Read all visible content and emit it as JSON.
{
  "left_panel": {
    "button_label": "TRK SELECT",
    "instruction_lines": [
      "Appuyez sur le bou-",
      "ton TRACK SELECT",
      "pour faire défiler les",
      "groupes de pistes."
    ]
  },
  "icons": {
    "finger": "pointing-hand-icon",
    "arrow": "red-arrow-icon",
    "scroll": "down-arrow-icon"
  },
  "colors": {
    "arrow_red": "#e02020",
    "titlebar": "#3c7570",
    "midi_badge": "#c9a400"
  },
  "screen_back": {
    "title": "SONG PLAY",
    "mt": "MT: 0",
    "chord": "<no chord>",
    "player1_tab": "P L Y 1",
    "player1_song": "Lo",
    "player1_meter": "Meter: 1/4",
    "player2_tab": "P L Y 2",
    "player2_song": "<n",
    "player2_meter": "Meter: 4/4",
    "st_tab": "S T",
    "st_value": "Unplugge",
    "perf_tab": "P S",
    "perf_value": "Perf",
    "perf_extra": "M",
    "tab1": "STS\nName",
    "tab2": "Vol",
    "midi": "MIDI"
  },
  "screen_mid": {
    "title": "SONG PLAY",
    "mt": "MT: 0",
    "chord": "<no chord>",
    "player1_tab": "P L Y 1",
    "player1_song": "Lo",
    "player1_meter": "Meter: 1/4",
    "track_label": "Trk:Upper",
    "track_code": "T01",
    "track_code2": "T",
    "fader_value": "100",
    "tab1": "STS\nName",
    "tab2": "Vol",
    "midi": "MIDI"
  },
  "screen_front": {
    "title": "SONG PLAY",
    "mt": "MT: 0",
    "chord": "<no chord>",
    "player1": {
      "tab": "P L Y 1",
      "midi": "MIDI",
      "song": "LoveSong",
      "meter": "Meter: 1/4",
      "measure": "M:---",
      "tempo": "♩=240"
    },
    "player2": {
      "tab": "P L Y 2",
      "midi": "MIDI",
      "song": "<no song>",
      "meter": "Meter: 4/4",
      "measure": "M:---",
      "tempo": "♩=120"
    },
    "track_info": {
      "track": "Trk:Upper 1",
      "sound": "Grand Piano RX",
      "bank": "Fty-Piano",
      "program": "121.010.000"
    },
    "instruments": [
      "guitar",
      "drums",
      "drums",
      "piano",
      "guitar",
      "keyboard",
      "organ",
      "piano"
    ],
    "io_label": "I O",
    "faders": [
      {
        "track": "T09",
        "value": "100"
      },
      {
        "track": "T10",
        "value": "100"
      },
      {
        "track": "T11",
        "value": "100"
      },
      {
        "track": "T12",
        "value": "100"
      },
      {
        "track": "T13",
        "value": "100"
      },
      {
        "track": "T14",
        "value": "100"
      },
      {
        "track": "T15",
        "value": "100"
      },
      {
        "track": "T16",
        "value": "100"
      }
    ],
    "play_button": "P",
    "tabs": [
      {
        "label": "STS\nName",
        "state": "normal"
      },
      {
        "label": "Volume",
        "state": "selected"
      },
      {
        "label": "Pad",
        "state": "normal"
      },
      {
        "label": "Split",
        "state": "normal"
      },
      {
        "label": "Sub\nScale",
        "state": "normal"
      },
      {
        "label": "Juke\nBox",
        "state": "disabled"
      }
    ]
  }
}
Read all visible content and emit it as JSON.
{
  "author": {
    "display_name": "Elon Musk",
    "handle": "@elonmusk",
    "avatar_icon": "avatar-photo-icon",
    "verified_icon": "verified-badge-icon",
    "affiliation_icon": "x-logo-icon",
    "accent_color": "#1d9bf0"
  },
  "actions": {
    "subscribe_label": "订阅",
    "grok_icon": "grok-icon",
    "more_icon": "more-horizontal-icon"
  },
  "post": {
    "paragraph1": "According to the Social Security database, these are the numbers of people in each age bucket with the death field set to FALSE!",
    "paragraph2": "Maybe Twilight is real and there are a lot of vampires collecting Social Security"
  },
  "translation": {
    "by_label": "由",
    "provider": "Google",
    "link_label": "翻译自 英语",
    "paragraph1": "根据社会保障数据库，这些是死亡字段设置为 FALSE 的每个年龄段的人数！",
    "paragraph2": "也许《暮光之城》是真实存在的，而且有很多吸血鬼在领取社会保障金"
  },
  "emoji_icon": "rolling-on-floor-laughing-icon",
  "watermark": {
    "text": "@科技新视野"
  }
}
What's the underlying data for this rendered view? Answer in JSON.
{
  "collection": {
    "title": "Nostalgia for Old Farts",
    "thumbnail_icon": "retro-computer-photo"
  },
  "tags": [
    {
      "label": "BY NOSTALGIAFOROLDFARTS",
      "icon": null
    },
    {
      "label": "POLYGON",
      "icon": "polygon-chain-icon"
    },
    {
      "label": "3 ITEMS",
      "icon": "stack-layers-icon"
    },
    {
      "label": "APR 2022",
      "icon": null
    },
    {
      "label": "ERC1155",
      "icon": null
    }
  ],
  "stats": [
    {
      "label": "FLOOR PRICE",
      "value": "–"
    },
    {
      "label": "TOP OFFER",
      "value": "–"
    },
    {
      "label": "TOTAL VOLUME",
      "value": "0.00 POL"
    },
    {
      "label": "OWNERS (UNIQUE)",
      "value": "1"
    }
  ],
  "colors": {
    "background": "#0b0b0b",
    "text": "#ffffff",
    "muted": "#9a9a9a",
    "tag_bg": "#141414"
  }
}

*YOUR OBJECTIVE:* Go through the listing and copy all of it exactly.

*FINAL RESULT:*
Read all visible content and emit it as JSON.
{
  "left_panel": {
    "button_label": "TRK SELECT",
    "instruction_lines": [
      "Appuyez sur le bou-",
      "ton TRACK SELECT",
      "pour faire défiler les",
      "groupes de pistes."
    ]
  },
  "icons": {
    "finger": "pointing-hand-icon",
    "arrow": "red-arrow-icon",
    "scroll": "down-arrow-icon"
  },
  "colors": {
    "arrow_red": "#e02020",
    "titlebar": "#3c7570",
    "midi_badge": "#c9a400"
  },
  "screen_back": {
    "title": "SONG PLAY",
    "mt": "MT: 0",
    "chord": "<no chord>",
    "player1_tab": "P L Y 1",
    "player1_song": "Lo",
    "player1_meter": "Meter: 1/4",
    "player2_tab": "P L Y 2",
    "player2_song": "<n",
    "player2_meter": "Meter: 4/4",
    "st_tab": "S T",
    "st_value": "Unplugge",
    "perf_tab": "P S",
    "perf_value": "Perf",
    "perf_extra": "M",
    "tab1": "STS\nName",
    "tab2": "Vol",
    "midi": "MIDI"
  },
  "screen_mid": {
    "title": "SONG PLAY",
    "mt": "MT: 0",
    "chord": "<no chord>",
    "player1_tab": "P L Y 1",
    "player1_song": "Lo",
    "player1_meter": "Meter: 1/4",
    "track_label": "Trk:Upper",
    "track_code": "T01",
    "track_code2": "T",
    "fader_value": "100",
    "tab1": "STS\nName",
    "tab2": "Vol",
    "midi": "MIDI"
  },
  "screen_front": {
    "title": "SONG PLAY",
    "mt": "MT: 0",
    "chord": "<no chord>",
    "player1": {
      "tab": "P L Y 1",
      "midi": "MIDI",
      "song": "LoveSong",
      "meter": "Meter: 1/4",
      "measure": "M:---",
      "tempo": "♩=240"
    },
    "player2": {
      "tab": "P L Y 2",
      "midi": "MIDI",
      "song": "<no song>",
      "meter": "Meter: 4/4",
      "measure": "M:---",
      "tempo": "♩=120"
    },
    "track_info": {
      "track": "Trk:Upper 1",
      "sound": "Grand Piano RX",
      "bank": "Fty-Piano",
      "program": "121.010.000"
    },
    "instruments": [
      "guitar",
      "drums",
      "drums",
      "piano",
      "guitar",
      "keyboard",
      "organ",
      "piano"
    ],
    "io_label": "I O",
    "faders": [
      {
        "track": "T09",
        "value": "100"
      },
      {
        "track": "T10",
        "value": "100"
      },
      {
        "track": "T11",
        "value": "100"
      },
      {
        "track": "T12",
        "value": "100"
      },
      {
        "track": "T13",
        "value": "100"
      },
      {
        "track": "T14",
        "value": "100"
      },
      {
        "track": "T15",
        "value": "100"
      },
      {
        "track": "T16",
        "value": "100"
      }
    ],
    "play_button": "P",
    "tabs": [
      {
        "label": "STS\nName",
        "state": "normal"
      },
      {
        "label": "Volume",
        "state": "selected"
      },
      {
        "label": "Pad",
        "state": "normal"
      },
      {
        "label": "Split",
        "state": "normal"
      },
      {
        "label": "Sub\nScale",
        "state": "normal"
      },
      {
        "label": "Juke\nBox",
        "state": "disabled"
      }
    ]
  }
}
Read all visible content and emit it as JSON.
{
  "author": {
    "display_name": "Elon Musk",
    "handle": "@elonmusk",
    "avatar_icon": "avatar-photo-icon",
    "verified_icon": "verified-badge-icon",
    "affiliation_icon": "x-logo-icon",
    "accent_color": "#1d9bf0"
  },
  "actions": {
    "subscribe_label": "订阅",
    "grok_icon": "grok-icon",
    "more_icon": "more-horizontal-icon"
  },
  "post": {
    "paragraph1": "According to the Social Security database, these are the numbers of people in each age bucket with the death field set to FALSE!",
    "paragraph2": "Maybe Twilight is real and there are a lot of vampires collecting Social Security"
  },
  "translation": {
    "by_label": "由",
    "provider": "Google",
    "link_label": "翻译自 英语",
    "paragraph1": "根据社会保障数据库，这些是死亡字段设置为 FALSE 的每个年龄段的人数！",
    "paragraph2": "也许《暮光之城》是真实存在的，而且有很多吸血鬼在领取社会保障金"
  },
  "emoji_icon": "rolling-on-floor-laughing-icon",
  "watermark": {
    "text": "@科技新视野"
  }
}
What's the underlying data for this rendered view? Answer in JSON.
{
  "collection": {
    "title": "Nostalgia for Old Farts",
    "thumbnail_icon": "retro-computer-photo"
  },
  "tags": [
    {
      "label": "BY NOSTALGIAFOROLDFARTS",
      "icon": null
    },
    {
      "label": "POLYGON",
      "icon": "polygon-chain-icon"
    },
    {
      "label": "3 ITEMS",
      "icon": "stack-layers-icon"
    },
    {
      "label": "APR 2022",
      "icon": null
    },
    {
      "label": "ERC1155",
      "icon": null
    }
  ],
  "stats": [
    {
      "label": "FLOOR PRICE",
      "value": "–"
    },
    {
      "label": "TOP OFFER",
      "value": "–"
    },
    {
      "label": "TOTAL VOLUME",
      "value": "0.00 POL"
    },
    {
      "label": "OWNERS (UNIQUE)",
      "value": "1"
    }
  ],
  "colors": {
    "background": "#0b0b0b",
    "text": "#ffffff",
    "muted": "#9a9a9a",
    "tag_bg": "#141414"
  }
}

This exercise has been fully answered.